● Records provided

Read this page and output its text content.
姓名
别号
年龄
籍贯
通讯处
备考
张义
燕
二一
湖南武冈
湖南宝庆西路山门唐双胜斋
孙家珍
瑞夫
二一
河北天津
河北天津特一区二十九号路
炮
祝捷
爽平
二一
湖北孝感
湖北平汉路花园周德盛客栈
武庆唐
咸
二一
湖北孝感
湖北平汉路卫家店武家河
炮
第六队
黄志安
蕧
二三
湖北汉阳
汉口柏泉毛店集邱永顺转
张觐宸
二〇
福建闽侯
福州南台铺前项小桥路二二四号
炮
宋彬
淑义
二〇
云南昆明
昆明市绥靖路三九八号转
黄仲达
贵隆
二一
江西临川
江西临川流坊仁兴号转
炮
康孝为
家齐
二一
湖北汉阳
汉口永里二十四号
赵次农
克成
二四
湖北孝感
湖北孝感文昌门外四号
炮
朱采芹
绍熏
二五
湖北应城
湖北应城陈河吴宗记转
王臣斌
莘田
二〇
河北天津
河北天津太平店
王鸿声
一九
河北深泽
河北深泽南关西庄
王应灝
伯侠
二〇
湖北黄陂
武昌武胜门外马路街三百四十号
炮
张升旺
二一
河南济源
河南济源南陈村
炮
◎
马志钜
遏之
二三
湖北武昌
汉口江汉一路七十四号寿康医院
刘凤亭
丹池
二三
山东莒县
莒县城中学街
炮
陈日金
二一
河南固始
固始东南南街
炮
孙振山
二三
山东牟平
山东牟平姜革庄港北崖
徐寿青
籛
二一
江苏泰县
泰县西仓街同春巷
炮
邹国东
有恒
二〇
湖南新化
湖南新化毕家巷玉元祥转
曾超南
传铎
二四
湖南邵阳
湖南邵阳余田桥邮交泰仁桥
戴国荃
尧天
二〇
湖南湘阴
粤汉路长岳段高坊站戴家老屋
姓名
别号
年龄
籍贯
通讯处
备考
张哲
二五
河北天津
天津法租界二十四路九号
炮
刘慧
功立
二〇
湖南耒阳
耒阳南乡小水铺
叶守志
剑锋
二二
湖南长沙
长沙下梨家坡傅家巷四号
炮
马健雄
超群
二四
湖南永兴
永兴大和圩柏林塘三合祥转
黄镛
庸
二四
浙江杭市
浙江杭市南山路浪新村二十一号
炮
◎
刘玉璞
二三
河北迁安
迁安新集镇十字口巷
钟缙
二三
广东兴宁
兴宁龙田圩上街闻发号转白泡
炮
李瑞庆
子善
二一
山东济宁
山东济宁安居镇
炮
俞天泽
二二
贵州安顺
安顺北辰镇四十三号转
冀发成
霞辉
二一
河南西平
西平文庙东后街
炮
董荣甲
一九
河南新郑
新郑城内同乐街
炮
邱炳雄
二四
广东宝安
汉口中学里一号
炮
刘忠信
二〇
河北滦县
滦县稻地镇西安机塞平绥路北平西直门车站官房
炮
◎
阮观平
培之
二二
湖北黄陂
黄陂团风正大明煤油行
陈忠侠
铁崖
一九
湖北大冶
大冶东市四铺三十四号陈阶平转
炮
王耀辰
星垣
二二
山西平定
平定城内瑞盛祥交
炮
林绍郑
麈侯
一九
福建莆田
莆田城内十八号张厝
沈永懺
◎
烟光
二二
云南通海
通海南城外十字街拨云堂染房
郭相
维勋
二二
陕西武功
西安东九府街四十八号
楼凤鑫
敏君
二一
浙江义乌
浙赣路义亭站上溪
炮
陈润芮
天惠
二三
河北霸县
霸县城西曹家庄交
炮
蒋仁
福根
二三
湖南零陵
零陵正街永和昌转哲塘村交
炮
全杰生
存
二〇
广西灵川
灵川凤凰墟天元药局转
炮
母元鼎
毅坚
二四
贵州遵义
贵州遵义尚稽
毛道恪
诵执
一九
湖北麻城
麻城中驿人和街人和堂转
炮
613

● Problem to work on
Please restate the records in full, word for word.

● Solved problem
Read this page and output its text content.
姓名
别号
年龄
籍贯
通讯处
备考
张义
燕
二一
湖南武冈
湖南宝庆西路山门唐双胜斋
孙家珍
瑞夫
二一
河北天津
河北天津特一区二十九号路
炮
祝捷
爽平
二一
湖北孝感
湖北平汉路花园周德盛客栈
武庆唐
咸
二一
湖北孝感
湖北平汉路卫家店武家河
炮
第六队
黄志安
蕧
二三
湖北汉阳
汉口柏泉毛店集邱永顺转
张觐宸
二〇
福建闽侯
福州南台铺前项小桥路二二四号
炮
宋彬
淑义
二〇
云南昆明
昆明市绥靖路三九八号转
黄仲达
贵隆
二一
江西临川
江西临川流坊仁兴号转
炮
康孝为
家齐
二一
湖北汉阳
汉口永里二十四号
赵次农
克成
二四
湖北孝感
湖北孝感文昌门外四号
炮
朱采芹
绍熏
二五
湖北应城
湖北应城陈河吴宗记转
王臣斌
莘田
二〇
河北天津
河北天津太平店
王鸿声
一九
河北深泽
河北深泽南关西庄
王应灝
伯侠
二〇
湖北黄陂
武昌武胜门外马路街三百四十号
炮
张升旺
二一
河南济源
河南济源南陈村
炮
◎
马志钜
遏之
二三
湖北武昌
汉口江汉一路七十四号寿康医院
刘凤亭
丹池
二三
山东莒县
莒县城中学街
炮
陈日金
二一
河南固始
固始东南南街
炮
孙振山
二三
山东牟平
山东牟平姜革庄港北崖
徐寿青
籛
二一
江苏泰县
泰县西仓街同春巷
炮
邹国东
有恒
二〇
湖南新化
湖南新化毕家巷玉元祥转
曾超南
传铎
二四
湖南邵阳
湖南邵阳余田桥邮交泰仁桥
戴国荃
尧天
二〇
湖南湘阴
粤汉路长岳段高坊站戴家老屋
姓名
别号
年龄
籍贯
通讯处
备考
张哲
二五
河北天津
天津法租界二十四路九号
炮
刘慧
功立
二〇
湖南耒阳
耒阳南乡小水铺
叶守志
剑锋
二二
湖南长沙
长沙下梨家坡傅家巷四号
炮
马健雄
超群
二四
湖南永兴
永兴大和圩柏林塘三合祥转
黄镛
庸
二四
浙江杭市
浙江杭市南山路浪新村二十一号
炮
◎
刘玉璞
二三
河北迁安
迁安新集镇十字口巷
钟缙
二三
广东兴宁
兴宁龙田圩上街闻发号转白泡
炮
李瑞庆
子善
二一
山东济宁
山东济宁安居镇
炮
俞天泽
二二
贵州安顺
安顺北辰镇四十三号转
冀发成
霞辉
二一
河南西平
西平文庙东后街
炮
董荣甲
一九
河南新郑
新郑城内同乐街
炮
邱炳雄
二四
广东宝安
汉口中学里一号
炮
刘忠信
二〇
河北滦县
滦县稻地镇西安机塞平绥路北平西直门车站官房
炮
◎
阮观平
培之
二二
湖北黄陂
黄陂团风正大明煤油行
陈忠侠
铁崖
一九
湖北大冶
大冶东市四铺三十四号陈阶平转
炮
王耀辰
星垣
二二
山西平定
平定城内瑞盛祥交
炮
林绍郑
麈侯
一九
福建莆田
莆田城内十八号张厝
沈永懺
◎
烟光
二二
云南通海
通海南城外十字街拨云堂染房
郭相
维勋
二二
陕西武功
西安东九府街四十八号
楼凤鑫
敏君
二一
浙江义乌
浙赣路义亭站上溪
炮
陈润芮
天惠
二三
河北霸县
霸县城西曹家庄交
炮
蒋仁
福根
二三
湖南零陵
零陵正街永和昌转哲塘村交
炮
全杰生
存
二〇
广西灵川
灵川凤凰墟天元药局转
炮
母元鼎
毅坚
二四
贵州遵义
贵州遵义尚稽
毛道恪
诵执
一九
湖北麻城
麻城中驿人和街人和堂转
炮
613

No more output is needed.